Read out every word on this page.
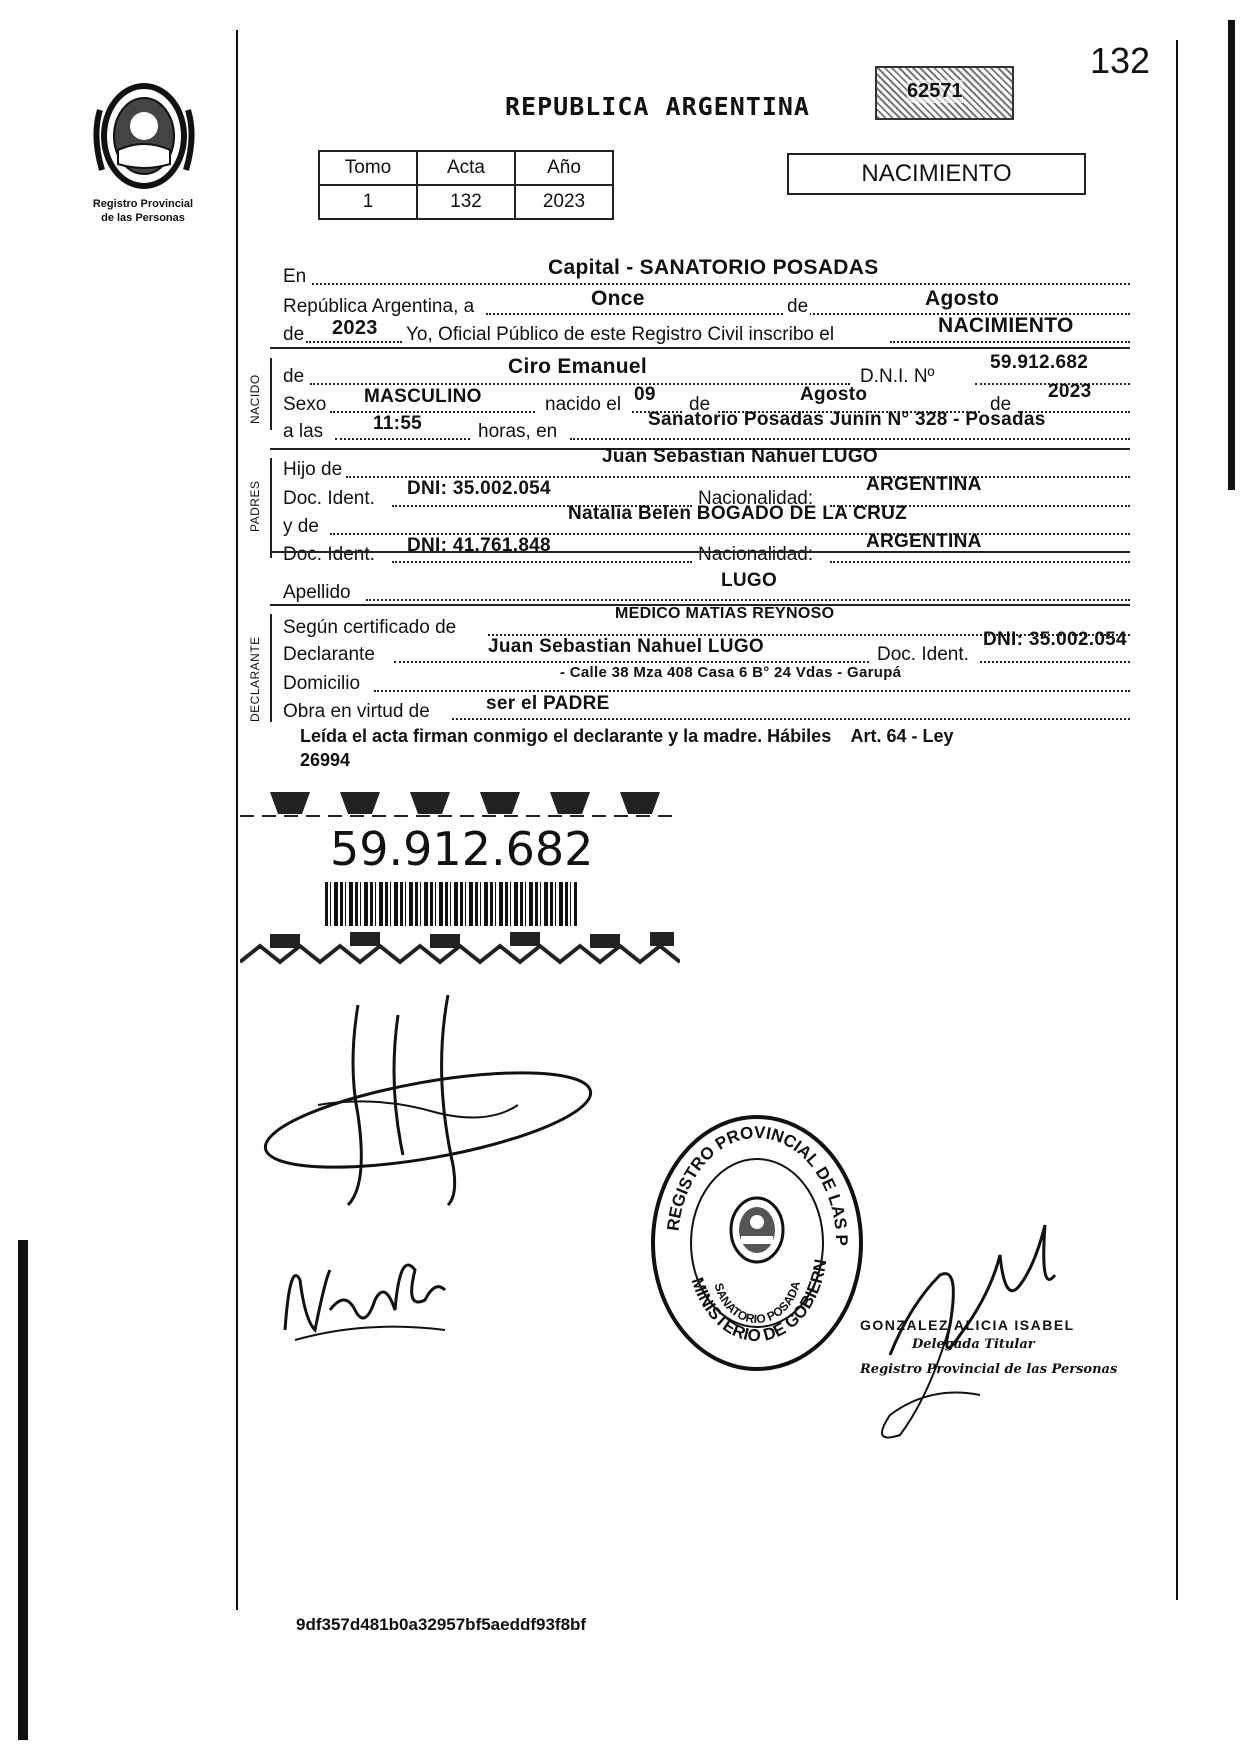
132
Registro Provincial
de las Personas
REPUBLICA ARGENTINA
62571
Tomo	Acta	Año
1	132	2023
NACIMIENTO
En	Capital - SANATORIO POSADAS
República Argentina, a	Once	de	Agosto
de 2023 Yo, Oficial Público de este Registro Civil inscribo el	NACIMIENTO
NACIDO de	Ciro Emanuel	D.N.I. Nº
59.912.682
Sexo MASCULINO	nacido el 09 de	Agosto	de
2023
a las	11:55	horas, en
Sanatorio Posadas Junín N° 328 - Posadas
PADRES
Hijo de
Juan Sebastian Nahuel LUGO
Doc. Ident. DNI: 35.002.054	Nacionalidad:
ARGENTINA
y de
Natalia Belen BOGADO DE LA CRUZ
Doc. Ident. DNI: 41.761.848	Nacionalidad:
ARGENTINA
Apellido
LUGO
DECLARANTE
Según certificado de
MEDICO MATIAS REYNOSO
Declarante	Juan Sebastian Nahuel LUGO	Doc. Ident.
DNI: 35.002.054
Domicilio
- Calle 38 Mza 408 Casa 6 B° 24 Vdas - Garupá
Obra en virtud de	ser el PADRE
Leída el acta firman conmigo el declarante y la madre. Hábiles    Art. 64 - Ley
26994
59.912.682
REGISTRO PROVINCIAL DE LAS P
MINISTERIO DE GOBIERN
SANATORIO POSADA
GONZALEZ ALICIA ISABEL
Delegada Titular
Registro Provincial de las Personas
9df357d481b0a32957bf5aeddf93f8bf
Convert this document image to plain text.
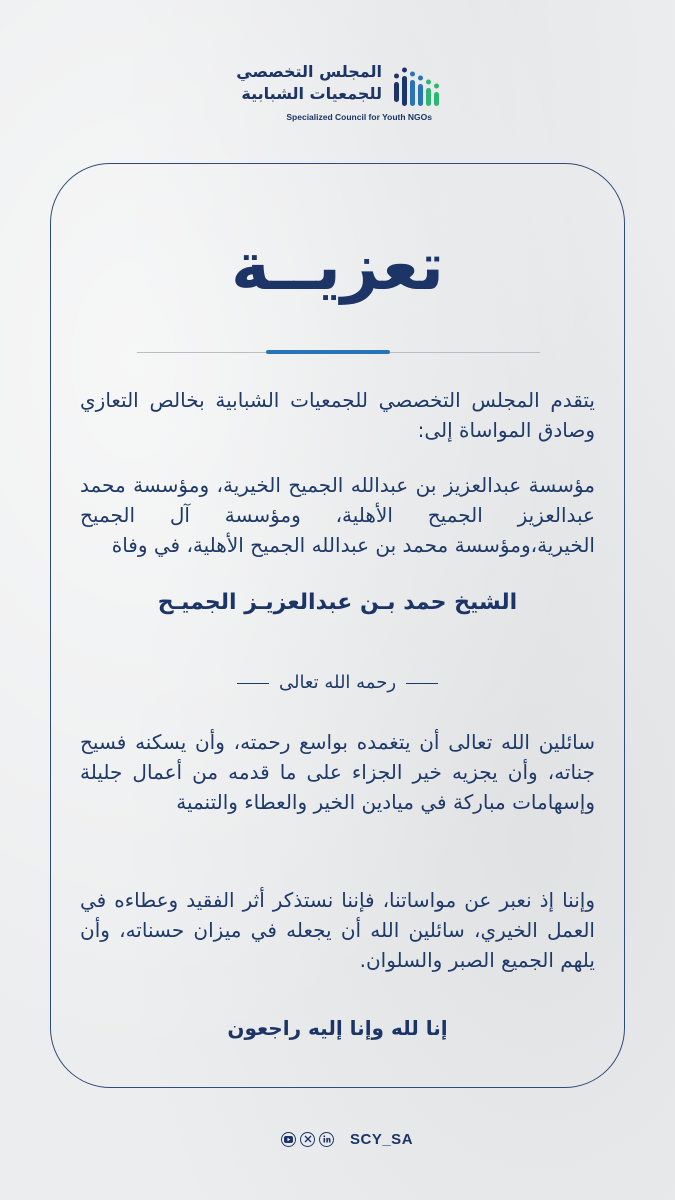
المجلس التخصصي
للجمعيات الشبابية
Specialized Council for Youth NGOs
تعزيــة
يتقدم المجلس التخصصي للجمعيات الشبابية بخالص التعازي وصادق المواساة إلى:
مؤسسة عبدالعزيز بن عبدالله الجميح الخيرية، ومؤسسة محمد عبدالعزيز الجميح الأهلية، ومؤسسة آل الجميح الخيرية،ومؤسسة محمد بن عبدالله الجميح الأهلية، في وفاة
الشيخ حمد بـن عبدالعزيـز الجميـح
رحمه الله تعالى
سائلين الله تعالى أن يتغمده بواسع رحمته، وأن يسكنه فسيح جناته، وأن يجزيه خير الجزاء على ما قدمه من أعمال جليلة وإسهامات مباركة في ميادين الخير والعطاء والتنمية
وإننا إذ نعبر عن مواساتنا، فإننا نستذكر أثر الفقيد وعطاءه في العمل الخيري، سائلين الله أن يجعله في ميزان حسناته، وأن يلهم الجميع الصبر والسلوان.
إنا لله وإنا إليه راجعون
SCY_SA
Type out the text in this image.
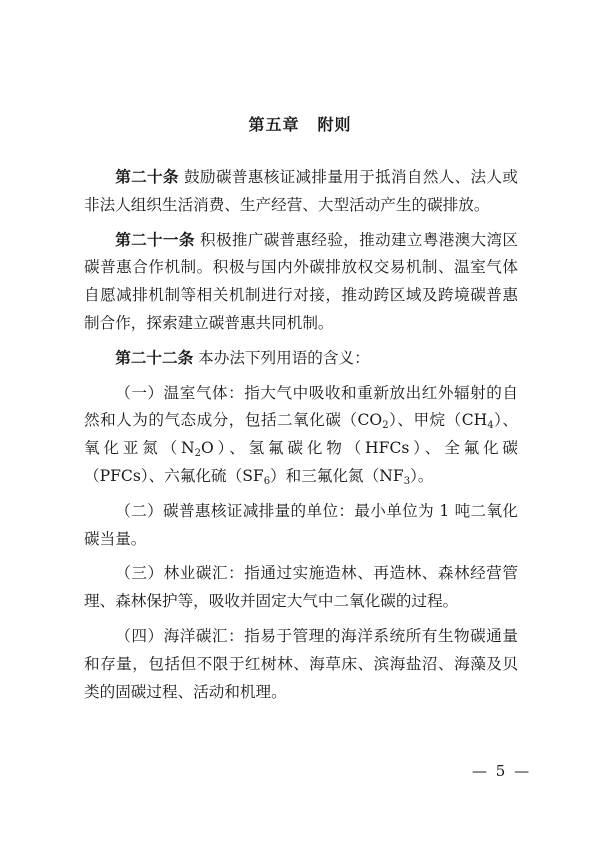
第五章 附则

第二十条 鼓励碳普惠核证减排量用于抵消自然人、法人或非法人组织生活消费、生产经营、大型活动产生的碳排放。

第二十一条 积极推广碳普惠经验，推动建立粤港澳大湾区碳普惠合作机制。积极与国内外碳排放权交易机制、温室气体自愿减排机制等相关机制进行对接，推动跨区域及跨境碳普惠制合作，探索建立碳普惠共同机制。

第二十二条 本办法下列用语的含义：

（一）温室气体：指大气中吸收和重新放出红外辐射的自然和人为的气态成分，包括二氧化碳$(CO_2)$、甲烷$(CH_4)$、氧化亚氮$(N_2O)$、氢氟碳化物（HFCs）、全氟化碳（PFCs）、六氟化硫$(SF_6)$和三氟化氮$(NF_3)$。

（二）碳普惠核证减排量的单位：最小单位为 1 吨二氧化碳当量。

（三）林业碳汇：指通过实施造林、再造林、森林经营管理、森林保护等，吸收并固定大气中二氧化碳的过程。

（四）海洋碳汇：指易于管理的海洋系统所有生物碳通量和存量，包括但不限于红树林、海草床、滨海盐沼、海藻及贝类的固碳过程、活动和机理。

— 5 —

◆ Exercise
Output the line that contains "Convert this document image to plain text." and every subsequent line through the end of the entries, exactly as given, without pictures.

◆ Solution to this exercise
Convert this document image to plain text.
المجلس التخصصي
للجمعيات الشبابية
Specialized Council for Youth NGOs
تعزيــة
يتقدم المجلس التخصصي للجمعيات الشبابية بخالص التعازي وصادق المواساة إلى:
مؤسسة عبدالعزيز بن عبدالله الجميح الخيرية، ومؤسسة محمد عبدالعزيز الجميح الأهلية، ومؤسسة آل الجميح الخيرية،ومؤسسة محمد بن عبدالله الجميح الأهلية، في وفاة
الشيخ حمد بـن عبدالعزيـز الجميـح
رحمه الله تعالى
سائلين الله تعالى أن يتغمده بواسع رحمته، وأن يسكنه فسيح جناته، وأن يجزيه خير الجزاء على ما قدمه من أعمال جليلة وإسهامات مباركة في ميادين الخير والعطاء والتنمية
وإننا إذ نعبر عن مواساتنا، فإننا نستذكر أثر الفقيد وعطاءه في العمل الخيري، سائلين الله أن يجعله في ميزان حسناته، وأن يلهم الجميع الصبر والسلوان.
إنا لله وإنا إليه راجعون
SCY_SA
Type out the text in this image.
第五章 附则

第二十条 鼓励碳普惠核证减排量用于抵消自然人、法人或非法人组织生活消费、生产经营、大型活动产生的碳排放。

第二十一条 积极推广碳普惠经验，推动建立粤港澳大湾区碳普惠合作机制。积极与国内外碳排放权交易机制、温室气体自愿减排机制等相关机制进行对接，推动跨区域及跨境碳普惠制合作，探索建立碳普惠共同机制。

第二十二条 本办法下列用语的含义：

（一）温室气体：指大气中吸收和重新放出红外辐射的自然和人为的气态成分，包括二氧化碳$(CO_2)$、甲烷$(CH_4)$、氧化亚氮$(N_2O)$、氢氟碳化物（HFCs）、全氟化碳（PFCs）、六氟化硫$(SF_6)$和三氟化氮$(NF_3)$。

（二）碳普惠核证减排量的单位：最小单位为 1 吨二氧化碳当量。

（三）林业碳汇：指通过实施造林、再造林、森林经营管理、森林保护等，吸收并固定大气中二氧化碳的过程。

（四）海洋碳汇：指易于管理的海洋系统所有生物碳通量和存量，包括但不限于红树林、海草床、滨海盐沼、海藻及贝类的固碳过程、活动和机理。

— 5 —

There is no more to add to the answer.